(Entries from a visual dataset)
--*--

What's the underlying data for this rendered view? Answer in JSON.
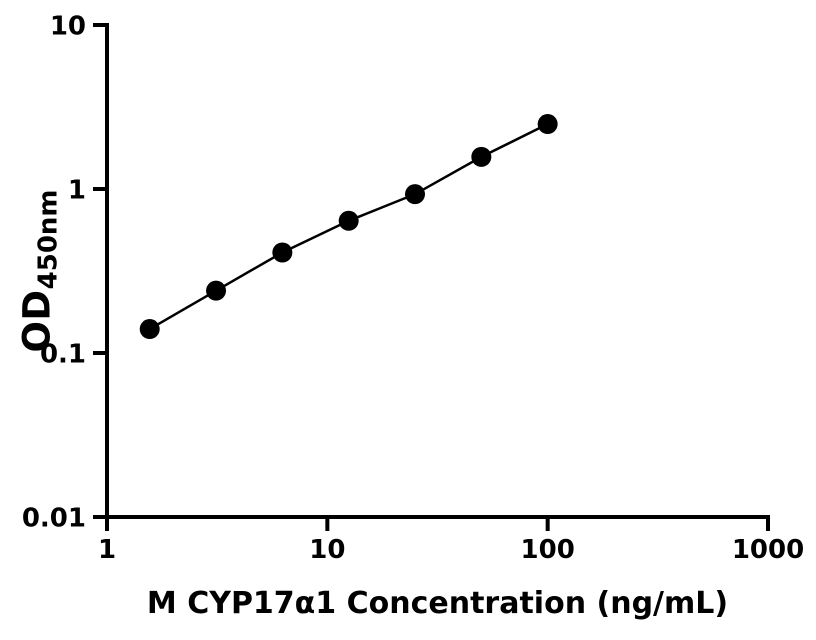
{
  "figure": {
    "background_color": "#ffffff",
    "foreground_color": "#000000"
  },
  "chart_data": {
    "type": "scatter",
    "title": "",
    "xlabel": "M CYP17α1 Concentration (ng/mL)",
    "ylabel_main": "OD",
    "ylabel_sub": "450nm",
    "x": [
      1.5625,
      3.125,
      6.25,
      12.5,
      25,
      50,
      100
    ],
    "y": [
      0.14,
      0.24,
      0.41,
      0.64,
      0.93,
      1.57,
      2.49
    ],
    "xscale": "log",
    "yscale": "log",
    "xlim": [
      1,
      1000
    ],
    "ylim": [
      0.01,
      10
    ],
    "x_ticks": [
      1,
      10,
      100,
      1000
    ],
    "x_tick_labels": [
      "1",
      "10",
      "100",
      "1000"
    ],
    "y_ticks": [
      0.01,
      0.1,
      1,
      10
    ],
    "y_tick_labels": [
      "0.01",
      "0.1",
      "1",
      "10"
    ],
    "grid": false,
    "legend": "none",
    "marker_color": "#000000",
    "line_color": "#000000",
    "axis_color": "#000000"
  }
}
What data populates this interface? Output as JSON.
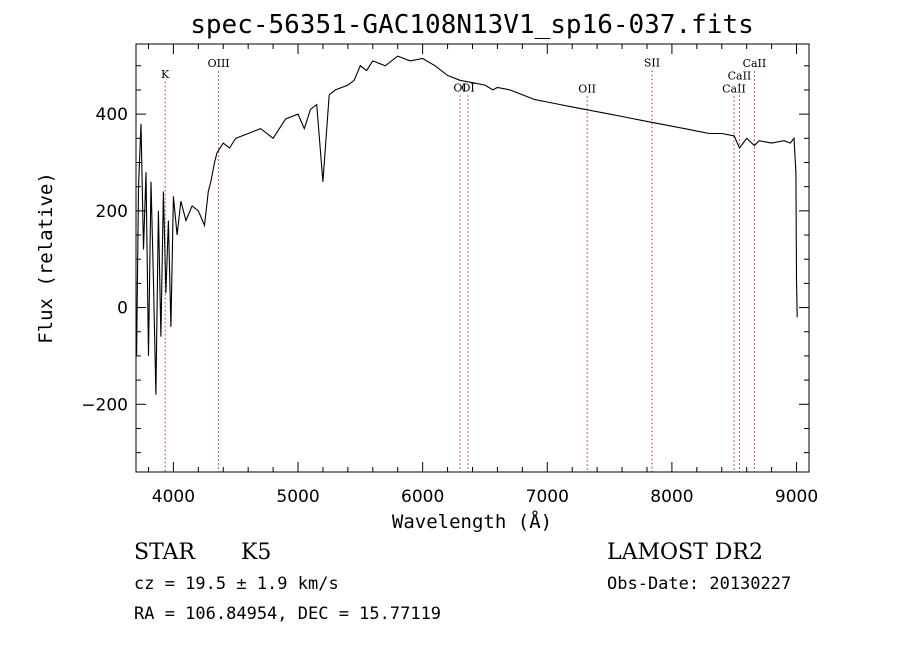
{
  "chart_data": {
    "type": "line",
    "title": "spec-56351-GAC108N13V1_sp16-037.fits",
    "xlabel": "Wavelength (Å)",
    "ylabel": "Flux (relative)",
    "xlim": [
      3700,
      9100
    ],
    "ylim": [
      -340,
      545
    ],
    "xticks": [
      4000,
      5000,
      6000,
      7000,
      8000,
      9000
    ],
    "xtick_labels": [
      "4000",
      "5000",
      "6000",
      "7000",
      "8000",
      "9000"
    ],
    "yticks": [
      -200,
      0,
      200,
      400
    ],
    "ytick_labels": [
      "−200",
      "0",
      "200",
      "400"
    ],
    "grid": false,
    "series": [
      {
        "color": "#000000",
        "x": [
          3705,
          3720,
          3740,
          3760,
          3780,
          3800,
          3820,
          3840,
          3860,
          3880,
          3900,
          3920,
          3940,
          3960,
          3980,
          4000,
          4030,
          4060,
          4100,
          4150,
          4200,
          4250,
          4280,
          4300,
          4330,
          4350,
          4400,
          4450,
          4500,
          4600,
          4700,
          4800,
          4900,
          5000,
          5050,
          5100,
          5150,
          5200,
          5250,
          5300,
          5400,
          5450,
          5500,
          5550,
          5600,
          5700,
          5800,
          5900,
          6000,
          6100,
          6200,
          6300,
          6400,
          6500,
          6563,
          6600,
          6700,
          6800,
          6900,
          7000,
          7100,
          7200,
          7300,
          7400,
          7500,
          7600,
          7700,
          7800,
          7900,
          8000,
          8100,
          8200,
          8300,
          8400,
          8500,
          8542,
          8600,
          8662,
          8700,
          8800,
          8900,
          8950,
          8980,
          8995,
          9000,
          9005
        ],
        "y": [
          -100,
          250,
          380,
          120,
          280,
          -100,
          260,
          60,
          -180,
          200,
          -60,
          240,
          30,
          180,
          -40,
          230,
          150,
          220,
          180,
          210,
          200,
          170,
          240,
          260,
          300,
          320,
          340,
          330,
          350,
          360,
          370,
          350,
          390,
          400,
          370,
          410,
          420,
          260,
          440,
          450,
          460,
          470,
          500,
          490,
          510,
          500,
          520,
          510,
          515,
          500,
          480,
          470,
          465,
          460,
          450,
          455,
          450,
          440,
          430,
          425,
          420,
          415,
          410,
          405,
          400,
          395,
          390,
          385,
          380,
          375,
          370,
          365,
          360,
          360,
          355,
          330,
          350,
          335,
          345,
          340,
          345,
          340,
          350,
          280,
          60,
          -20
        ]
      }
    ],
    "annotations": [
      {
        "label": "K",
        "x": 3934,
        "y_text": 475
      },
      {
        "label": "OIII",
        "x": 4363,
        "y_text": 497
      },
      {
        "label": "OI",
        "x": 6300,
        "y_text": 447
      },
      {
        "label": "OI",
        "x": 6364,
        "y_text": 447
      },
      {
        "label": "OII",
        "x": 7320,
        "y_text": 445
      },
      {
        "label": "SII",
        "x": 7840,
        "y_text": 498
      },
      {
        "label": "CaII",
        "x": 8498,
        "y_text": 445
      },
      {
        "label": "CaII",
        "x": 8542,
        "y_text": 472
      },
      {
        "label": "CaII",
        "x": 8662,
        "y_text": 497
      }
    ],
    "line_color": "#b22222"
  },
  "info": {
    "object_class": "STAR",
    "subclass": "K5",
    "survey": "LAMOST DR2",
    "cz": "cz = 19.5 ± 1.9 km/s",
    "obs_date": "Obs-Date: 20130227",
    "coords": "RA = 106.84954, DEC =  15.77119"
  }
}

--*--

• _Exercise requirements_:
Omit each picture, then return all of the listing exactly as it stands.

• _Response to the task_:
What's the underlying data for this rendered view? Answer in JSON.
{
  "figure": {
    "background_color": "#ffffff",
    "foreground_color": "#000000"
  },
  "chart_data": {
    "type": "scatter",
    "title": "",
    "xlabel": "M CYP17α1 Concentration (ng/mL)",
    "ylabel_main": "OD",
    "ylabel_sub": "450nm",
    "x": [
      1.5625,
      3.125,
      6.25,
      12.5,
      25,
      50,
      100
    ],
    "y": [
      0.14,
      0.24,
      0.41,
      0.64,
      0.93,
      1.57,
      2.49
    ],
    "xscale": "log",
    "yscale": "log",
    "xlim": [
      1,
      1000
    ],
    "ylim": [
      0.01,
      10
    ],
    "x_ticks": [
      1,
      10,
      100,
      1000
    ],
    "x_tick_labels": [
      "1",
      "10",
      "100",
      "1000"
    ],
    "y_ticks": [
      0.01,
      0.1,
      1,
      10
    ],
    "y_tick_labels": [
      "0.01",
      "0.1",
      "1",
      "10"
    ],
    "grid": false,
    "legend": "none",
    "marker_color": "#000000",
    "line_color": "#000000",
    "axis_color": "#000000"
  }
}
What data populates this interface? Output as JSON.
{
  "chart_data": {
    "type": "line",
    "title": "spec-56351-GAC108N13V1_sp16-037.fits",
    "xlabel": "Wavelength (Å)",
    "ylabel": "Flux (relative)",
    "xlim": [
      3700,
      9100
    ],
    "ylim": [
      -340,
      545
    ],
    "xticks": [
      4000,
      5000,
      6000,
      7000,
      8000,
      9000
    ],
    "xtick_labels": [
      "4000",
      "5000",
      "6000",
      "7000",
      "8000",
      "9000"
    ],
    "yticks": [
      -200,
      0,
      200,
      400
    ],
    "ytick_labels": [
      "−200",
      "0",
      "200",
      "400"
    ],
    "grid": false,
    "series": [
      {
        "color": "#000000",
        "x": [
          3705,
          3720,
          3740,
          3760,
          3780,
          3800,
          3820,
          3840,
          3860,
          3880,
          3900,
          3920,
          3940,
          3960,
          3980,
          4000,
          4030,
          4060,
          4100,
          4150,
          4200,
          4250,
          4280,
          4300,
          4330,
          4350,
          4400,
          4450,
          4500,
          4600,
          4700,
          4800,
          4900,
          5000,
          5050,
          5100,
          5150,
          5200,
          5250,
          5300,
          5400,
          5450,
          5500,
          5550,
          5600,
          5700,
          5800,
          5900,
          6000,
          6100,
          6200,
          6300,
          6400,
          6500,
          6563,
          6600,
          6700,
          6800,
          6900,
          7000,
          7100,
          7200,
          7300,
          7400,
          7500,
          7600,
          7700,
          7800,
          7900,
          8000,
          8100,
          8200,
          8300,
          8400,
          8500,
          8542,
          8600,
          8662,
          8700,
          8800,
          8900,
          8950,
          8980,
          8995,
          9000,
          9005
        ],
        "y": [
          -100,
          250,
          380,
          120,
          280,
          -100,
          260,
          60,
          -180,
          200,
          -60,
          240,
          30,
          180,
          -40,
          230,
          150,
          220,
          180,
          210,
          200,
          170,
          240,
          260,
          300,
          320,
          340,
          330,
          350,
          360,
          370,
          350,
          390,
          400,
          370,
          410,
          420,
          260,
          440,
          450,
          460,
          470,
          500,
          490,
          510,
          500,
          520,
          510,
          515,
          500,
          480,
          470,
          465,
          460,
          450,
          455,
          450,
          440,
          430,
          425,
          420,
          415,
          410,
          405,
          400,
          395,
          390,
          385,
          380,
          375,
          370,
          365,
          360,
          360,
          355,
          330,
          350,
          335,
          345,
          340,
          345,
          340,
          350,
          280,
          60,
          -20
        ]
      }
    ],
    "annotations": [
      {
        "label": "K",
        "x": 3934,
        "y_text": 475
      },
      {
        "label": "OIII",
        "x": 4363,
        "y_text": 497
      },
      {
        "label": "OI",
        "x": 6300,
        "y_text": 447
      },
      {
        "label": "OI",
        "x": 6364,
        "y_text": 447
      },
      {
        "label": "OII",
        "x": 7320,
        "y_text": 445
      },
      {
        "label": "SII",
        "x": 7840,
        "y_text": 498
      },
      {
        "label": "CaII",
        "x": 8498,
        "y_text": 445
      },
      {
        "label": "CaII",
        "x": 8542,
        "y_text": 472
      },
      {
        "label": "CaII",
        "x": 8662,
        "y_text": 497
      }
    ],
    "line_color": "#b22222"
  },
  "info": {
    "object_class": "STAR",
    "subclass": "K5",
    "survey": "LAMOST DR2",
    "cz": "cz = 19.5 ± 1.9 km/s",
    "obs_date": "Obs-Date: 20130227",
    "coords": "RA = 106.84954, DEC =  15.77119"
  }
}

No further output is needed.